→ **EXERCISE**:
Please copy out the rows word for word, from the very start of the rows through the line containing "- address-line-2: пав.104-105: [305, 32, 386, 48]", including that line.

==== GIVEN DATA

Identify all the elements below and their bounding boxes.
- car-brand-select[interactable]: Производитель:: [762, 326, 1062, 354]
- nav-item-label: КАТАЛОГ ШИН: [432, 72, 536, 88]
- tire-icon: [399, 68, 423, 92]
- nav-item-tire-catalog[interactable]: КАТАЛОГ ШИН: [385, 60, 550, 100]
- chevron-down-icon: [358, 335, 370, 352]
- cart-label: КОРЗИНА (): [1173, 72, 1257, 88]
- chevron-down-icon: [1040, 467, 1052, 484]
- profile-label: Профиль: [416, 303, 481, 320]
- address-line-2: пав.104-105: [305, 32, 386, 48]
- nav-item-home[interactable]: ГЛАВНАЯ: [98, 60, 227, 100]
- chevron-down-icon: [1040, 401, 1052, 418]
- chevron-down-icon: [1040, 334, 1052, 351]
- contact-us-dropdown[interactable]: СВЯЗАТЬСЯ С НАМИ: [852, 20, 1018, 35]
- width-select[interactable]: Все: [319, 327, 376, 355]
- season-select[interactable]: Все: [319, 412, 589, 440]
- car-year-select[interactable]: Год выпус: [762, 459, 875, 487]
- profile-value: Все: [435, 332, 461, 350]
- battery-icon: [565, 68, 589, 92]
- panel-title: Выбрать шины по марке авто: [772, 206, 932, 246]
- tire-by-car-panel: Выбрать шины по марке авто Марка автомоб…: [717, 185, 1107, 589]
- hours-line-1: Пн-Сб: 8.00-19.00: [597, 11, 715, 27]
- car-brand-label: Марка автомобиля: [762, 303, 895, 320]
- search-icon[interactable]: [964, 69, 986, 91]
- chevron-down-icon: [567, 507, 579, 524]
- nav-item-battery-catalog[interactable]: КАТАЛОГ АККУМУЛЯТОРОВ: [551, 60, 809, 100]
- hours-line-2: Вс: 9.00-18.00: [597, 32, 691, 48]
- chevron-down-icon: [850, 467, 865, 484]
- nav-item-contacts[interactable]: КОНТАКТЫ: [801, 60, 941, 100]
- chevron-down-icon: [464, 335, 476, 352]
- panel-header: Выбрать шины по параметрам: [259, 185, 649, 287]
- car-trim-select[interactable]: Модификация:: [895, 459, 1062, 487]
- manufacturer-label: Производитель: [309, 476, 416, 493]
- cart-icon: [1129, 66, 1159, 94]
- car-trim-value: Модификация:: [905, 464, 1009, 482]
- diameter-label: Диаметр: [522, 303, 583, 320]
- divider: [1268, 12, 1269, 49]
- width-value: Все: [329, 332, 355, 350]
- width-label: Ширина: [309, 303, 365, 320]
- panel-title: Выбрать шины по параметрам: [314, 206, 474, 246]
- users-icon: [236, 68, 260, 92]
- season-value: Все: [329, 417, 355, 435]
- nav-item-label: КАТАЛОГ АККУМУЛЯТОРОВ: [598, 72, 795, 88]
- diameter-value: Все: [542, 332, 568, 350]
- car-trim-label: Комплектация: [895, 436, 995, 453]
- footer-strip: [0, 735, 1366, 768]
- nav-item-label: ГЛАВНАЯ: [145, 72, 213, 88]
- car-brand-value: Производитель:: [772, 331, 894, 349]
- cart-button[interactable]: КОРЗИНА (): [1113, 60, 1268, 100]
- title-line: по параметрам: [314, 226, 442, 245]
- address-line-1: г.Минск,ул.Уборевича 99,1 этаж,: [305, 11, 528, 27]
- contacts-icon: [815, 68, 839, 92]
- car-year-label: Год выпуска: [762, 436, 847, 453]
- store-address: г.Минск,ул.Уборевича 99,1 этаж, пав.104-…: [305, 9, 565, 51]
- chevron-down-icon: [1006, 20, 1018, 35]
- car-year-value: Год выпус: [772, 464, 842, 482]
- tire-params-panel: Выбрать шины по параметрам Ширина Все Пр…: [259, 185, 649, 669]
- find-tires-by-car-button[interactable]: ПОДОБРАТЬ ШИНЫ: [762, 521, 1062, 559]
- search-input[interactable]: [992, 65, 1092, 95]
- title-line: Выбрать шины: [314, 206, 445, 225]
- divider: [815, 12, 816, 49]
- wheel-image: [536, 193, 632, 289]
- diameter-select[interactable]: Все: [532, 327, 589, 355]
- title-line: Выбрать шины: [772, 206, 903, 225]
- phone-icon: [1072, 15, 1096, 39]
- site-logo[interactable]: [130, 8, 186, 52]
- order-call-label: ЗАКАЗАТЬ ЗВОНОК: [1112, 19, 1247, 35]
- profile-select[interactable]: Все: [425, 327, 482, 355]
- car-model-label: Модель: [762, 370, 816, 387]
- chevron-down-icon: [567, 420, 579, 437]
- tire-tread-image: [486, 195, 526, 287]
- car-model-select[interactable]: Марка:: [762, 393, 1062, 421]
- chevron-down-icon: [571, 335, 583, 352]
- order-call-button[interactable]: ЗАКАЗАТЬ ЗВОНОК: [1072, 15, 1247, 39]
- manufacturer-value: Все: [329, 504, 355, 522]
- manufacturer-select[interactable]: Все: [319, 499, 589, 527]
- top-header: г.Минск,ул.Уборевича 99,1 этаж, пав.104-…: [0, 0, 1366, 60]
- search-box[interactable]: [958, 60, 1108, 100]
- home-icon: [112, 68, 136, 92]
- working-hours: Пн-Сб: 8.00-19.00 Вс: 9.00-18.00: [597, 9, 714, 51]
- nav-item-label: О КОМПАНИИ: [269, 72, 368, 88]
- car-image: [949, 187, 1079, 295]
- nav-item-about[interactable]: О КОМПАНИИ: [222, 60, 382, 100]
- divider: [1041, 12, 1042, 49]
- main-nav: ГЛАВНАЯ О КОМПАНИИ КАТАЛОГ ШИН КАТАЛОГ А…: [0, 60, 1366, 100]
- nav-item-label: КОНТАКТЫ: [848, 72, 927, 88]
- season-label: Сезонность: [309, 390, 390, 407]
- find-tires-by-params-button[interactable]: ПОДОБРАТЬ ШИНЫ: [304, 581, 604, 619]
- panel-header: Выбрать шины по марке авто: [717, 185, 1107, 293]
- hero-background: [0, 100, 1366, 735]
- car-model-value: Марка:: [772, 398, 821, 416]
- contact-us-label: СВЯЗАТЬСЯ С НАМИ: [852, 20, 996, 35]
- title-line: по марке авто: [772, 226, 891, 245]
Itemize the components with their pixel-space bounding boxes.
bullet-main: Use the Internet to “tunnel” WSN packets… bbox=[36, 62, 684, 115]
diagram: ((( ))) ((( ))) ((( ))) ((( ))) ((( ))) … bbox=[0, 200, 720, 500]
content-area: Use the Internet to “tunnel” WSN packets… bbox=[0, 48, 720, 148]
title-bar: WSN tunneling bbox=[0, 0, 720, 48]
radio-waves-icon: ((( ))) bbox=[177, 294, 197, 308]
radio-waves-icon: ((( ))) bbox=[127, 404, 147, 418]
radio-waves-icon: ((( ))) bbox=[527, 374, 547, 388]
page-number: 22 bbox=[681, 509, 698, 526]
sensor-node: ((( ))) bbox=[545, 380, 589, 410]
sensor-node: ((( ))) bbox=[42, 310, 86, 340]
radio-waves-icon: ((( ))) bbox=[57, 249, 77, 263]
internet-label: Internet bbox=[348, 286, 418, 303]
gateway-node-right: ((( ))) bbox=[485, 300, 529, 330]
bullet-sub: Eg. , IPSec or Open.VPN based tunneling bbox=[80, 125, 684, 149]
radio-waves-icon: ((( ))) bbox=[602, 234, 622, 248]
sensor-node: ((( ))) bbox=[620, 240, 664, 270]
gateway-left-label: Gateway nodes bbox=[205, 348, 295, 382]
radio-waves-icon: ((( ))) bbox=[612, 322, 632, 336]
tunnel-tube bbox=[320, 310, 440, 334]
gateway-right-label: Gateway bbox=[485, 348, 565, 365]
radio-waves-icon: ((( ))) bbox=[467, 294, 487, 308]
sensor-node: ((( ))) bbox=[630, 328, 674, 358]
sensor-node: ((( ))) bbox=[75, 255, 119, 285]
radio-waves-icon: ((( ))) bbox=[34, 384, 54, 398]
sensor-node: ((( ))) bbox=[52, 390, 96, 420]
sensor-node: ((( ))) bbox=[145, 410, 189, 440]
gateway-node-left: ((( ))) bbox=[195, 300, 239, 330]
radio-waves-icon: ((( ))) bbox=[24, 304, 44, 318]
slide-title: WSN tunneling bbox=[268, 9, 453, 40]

========

→ **TASK RESULT**:
Identify all the elements below and their bounding boxes.
- car-brand-select[interactable]: Производитель:: [762, 326, 1062, 354]
- nav-item-label: КАТАЛОГ ШИН: [432, 72, 536, 88]
- tire-icon: [399, 68, 423, 92]
- nav-item-tire-catalog[interactable]: КАТАЛОГ ШИН: [385, 60, 550, 100]
- chevron-down-icon: [358, 335, 370, 352]
- cart-label: КОРЗИНА (): [1173, 72, 1257, 88]
- chevron-down-icon: [1040, 467, 1052, 484]
- profile-label: Профиль: [416, 303, 481, 320]
- address-line-2: пав.104-105: [305, 32, 386, 48]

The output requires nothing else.